→ **The request**
Copy out the rows below exactly as they appear, starting with the first row and continuing through the row that contains "- chest-cell: 25: [959, 702, 1165, 774]", including that row.

→ **Data entries**
_ _ _ _ _
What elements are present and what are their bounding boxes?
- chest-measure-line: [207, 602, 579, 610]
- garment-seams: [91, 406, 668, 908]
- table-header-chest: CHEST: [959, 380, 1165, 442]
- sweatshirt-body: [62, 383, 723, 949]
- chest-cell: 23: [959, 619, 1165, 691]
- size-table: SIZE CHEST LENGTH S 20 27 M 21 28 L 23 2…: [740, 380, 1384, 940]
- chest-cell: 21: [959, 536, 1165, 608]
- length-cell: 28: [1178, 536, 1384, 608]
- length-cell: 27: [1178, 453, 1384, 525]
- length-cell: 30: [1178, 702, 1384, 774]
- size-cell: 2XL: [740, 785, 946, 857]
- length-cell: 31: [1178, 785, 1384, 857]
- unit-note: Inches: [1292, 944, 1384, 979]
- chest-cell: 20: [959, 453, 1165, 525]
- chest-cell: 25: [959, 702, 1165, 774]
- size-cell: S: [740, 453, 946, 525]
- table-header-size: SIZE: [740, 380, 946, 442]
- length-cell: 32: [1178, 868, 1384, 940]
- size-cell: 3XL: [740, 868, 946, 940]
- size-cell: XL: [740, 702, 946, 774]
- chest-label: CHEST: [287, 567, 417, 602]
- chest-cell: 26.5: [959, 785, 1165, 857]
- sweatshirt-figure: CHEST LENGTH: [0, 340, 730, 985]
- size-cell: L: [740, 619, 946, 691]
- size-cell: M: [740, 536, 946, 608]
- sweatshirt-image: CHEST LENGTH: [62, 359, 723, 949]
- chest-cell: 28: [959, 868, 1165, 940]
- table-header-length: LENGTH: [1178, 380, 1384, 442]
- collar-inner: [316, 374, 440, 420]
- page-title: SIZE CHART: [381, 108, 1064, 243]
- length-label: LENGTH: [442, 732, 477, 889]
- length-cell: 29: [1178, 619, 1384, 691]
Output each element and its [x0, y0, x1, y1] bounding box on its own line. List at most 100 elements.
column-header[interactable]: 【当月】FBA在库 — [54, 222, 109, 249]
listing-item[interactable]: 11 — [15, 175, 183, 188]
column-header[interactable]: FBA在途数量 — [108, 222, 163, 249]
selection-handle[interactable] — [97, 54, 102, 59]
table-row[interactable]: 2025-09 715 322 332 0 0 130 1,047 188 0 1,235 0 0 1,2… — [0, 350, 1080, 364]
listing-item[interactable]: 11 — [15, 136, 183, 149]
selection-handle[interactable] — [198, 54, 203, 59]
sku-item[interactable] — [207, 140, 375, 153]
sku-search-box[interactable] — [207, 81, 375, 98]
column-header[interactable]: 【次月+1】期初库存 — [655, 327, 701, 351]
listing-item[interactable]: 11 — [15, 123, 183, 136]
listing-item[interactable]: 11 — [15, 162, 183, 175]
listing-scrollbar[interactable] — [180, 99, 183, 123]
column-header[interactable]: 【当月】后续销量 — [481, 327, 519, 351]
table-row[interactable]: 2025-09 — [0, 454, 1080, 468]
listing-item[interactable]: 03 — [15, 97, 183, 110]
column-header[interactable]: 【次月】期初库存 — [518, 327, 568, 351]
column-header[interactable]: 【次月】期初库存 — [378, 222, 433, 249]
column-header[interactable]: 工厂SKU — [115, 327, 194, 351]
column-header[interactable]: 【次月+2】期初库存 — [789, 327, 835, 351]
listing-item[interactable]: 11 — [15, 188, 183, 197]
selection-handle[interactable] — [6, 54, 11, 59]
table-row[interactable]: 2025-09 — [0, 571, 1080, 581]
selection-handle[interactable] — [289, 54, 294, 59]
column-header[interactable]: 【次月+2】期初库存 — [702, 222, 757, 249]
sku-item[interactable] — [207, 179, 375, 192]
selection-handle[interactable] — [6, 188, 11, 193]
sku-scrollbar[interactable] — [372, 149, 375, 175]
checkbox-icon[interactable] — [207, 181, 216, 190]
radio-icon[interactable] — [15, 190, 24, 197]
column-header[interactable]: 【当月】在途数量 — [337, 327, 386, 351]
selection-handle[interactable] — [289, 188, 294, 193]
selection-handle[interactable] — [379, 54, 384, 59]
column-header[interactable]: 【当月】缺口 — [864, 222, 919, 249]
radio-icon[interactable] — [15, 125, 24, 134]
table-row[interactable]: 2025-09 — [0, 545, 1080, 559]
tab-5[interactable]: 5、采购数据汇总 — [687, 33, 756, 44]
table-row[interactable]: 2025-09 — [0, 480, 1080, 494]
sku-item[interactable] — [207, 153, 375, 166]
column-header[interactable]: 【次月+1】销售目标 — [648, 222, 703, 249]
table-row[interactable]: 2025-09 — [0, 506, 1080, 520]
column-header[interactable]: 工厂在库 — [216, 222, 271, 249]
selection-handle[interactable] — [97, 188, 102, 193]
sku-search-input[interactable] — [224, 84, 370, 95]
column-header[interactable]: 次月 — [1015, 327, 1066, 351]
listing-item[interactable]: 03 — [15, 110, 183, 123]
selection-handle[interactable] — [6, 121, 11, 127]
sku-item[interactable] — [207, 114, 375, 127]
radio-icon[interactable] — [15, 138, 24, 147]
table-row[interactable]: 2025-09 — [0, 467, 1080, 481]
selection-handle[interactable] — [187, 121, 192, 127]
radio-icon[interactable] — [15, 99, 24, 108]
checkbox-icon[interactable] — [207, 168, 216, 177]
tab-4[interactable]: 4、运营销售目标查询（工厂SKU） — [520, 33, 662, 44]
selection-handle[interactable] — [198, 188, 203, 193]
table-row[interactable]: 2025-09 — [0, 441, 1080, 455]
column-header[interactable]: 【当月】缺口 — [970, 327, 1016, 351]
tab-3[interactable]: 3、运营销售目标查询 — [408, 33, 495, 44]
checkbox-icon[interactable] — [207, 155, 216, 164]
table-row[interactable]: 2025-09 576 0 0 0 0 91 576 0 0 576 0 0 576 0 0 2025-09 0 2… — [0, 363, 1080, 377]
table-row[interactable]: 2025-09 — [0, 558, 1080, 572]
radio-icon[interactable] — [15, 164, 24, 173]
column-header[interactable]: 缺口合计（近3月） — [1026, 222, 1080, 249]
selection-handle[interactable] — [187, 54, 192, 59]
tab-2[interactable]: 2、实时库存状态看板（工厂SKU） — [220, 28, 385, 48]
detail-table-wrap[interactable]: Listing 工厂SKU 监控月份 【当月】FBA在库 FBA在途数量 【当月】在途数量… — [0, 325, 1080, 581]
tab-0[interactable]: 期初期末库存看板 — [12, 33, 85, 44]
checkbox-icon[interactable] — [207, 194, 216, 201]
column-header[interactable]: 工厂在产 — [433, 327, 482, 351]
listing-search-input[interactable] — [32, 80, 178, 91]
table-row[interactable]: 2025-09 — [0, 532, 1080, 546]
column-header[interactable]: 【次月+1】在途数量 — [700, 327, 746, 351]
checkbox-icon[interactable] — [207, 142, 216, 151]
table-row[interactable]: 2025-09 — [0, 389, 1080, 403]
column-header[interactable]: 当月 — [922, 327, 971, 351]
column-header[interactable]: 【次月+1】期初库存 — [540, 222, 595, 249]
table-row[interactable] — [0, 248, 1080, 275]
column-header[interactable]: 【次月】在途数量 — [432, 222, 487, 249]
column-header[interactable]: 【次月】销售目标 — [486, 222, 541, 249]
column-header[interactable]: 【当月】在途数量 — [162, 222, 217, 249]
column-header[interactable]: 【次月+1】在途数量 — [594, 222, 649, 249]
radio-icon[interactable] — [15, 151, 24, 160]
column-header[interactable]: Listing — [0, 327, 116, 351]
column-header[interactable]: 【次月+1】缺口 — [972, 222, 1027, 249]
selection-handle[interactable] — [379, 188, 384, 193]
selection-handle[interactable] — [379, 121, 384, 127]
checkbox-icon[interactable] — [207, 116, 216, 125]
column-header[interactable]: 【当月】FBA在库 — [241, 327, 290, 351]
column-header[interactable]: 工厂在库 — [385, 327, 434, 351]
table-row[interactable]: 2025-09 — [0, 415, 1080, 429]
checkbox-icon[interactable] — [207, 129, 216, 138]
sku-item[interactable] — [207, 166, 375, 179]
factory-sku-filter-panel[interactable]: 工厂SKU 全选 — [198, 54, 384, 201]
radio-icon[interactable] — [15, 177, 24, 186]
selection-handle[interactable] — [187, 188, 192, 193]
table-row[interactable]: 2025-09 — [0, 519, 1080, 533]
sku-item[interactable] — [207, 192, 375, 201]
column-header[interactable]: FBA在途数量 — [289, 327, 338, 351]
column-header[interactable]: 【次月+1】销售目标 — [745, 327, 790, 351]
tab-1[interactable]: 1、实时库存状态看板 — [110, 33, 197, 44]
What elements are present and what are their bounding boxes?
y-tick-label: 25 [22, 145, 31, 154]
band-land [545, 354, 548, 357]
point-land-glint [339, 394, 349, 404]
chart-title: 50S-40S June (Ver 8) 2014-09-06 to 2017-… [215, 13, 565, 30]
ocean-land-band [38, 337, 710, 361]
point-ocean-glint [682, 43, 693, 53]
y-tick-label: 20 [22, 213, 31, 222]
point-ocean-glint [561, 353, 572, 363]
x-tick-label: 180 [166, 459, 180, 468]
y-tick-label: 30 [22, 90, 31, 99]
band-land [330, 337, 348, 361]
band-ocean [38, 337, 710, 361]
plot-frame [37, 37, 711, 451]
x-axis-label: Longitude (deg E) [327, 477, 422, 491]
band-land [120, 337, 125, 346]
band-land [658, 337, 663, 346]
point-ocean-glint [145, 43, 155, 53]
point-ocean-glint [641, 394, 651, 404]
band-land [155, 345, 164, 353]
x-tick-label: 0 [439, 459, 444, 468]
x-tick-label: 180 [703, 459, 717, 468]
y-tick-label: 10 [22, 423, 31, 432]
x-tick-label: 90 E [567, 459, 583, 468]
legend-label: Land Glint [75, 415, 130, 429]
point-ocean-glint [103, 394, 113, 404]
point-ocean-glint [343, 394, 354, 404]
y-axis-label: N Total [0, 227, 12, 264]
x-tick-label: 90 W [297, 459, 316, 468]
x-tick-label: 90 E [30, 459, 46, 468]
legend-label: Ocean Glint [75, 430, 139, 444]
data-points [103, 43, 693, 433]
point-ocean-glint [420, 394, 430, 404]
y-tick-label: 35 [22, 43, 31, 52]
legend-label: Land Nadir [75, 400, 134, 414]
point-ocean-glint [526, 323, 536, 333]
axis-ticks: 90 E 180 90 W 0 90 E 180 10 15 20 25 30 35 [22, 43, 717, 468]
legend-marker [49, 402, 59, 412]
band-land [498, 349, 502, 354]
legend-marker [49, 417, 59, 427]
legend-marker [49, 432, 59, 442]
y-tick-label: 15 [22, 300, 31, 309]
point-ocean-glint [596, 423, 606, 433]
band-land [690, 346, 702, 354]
_ _ _ _ _
→ **Result below**
What elements are present and what are their bounding boxes?
- chest-measure-line: [207, 602, 579, 610]
- garment-seams: [91, 406, 668, 908]
- table-header-chest: CHEST: [959, 380, 1165, 442]
- sweatshirt-body: [62, 383, 723, 949]
- chest-cell: 23: [959, 619, 1165, 691]
- size-table: SIZE CHEST LENGTH S 20 27 M 21 28 L 23 2…: [740, 380, 1384, 940]
- chest-cell: 21: [959, 536, 1165, 608]
- length-cell: 28: [1178, 536, 1384, 608]
- length-cell: 27: [1178, 453, 1384, 525]
- length-cell: 30: [1178, 702, 1384, 774]
- size-cell: 2XL: [740, 785, 946, 857]
- length-cell: 31: [1178, 785, 1384, 857]
- unit-note: Inches: [1292, 944, 1384, 979]
- chest-cell: 20: [959, 453, 1165, 525]
- chest-cell: 25: [959, 702, 1165, 774]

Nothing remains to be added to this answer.